Exercise goal:
Wherever the string "label" shows up in a line, count that line. Give the total alone.

━━ Record list

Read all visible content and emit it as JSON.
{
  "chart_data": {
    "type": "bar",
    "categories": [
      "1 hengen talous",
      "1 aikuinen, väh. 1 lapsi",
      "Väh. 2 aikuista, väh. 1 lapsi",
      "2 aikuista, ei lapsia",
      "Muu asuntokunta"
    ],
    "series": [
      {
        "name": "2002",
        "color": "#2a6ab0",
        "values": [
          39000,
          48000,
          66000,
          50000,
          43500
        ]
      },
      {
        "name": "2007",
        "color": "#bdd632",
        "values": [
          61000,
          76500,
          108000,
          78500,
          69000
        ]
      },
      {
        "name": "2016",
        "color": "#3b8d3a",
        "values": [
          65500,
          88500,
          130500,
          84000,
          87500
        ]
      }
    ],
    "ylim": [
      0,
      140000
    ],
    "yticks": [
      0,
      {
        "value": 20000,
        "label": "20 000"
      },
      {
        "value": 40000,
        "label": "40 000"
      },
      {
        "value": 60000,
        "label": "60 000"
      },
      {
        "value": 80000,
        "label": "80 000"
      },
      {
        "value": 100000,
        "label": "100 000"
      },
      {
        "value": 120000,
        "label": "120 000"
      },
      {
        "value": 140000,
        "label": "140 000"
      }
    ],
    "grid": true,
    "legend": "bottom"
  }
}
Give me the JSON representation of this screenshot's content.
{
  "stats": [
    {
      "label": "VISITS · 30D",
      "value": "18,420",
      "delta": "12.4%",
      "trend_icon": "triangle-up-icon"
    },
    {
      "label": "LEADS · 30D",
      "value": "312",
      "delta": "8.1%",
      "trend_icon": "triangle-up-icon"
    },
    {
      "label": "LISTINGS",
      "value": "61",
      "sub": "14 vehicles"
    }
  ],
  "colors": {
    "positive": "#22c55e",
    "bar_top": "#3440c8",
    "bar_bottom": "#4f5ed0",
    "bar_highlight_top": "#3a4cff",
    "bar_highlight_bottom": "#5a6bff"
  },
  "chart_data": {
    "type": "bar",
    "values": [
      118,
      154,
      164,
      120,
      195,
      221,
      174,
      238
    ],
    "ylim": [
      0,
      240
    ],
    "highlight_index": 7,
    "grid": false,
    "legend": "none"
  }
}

━━━━

Exercise output:
10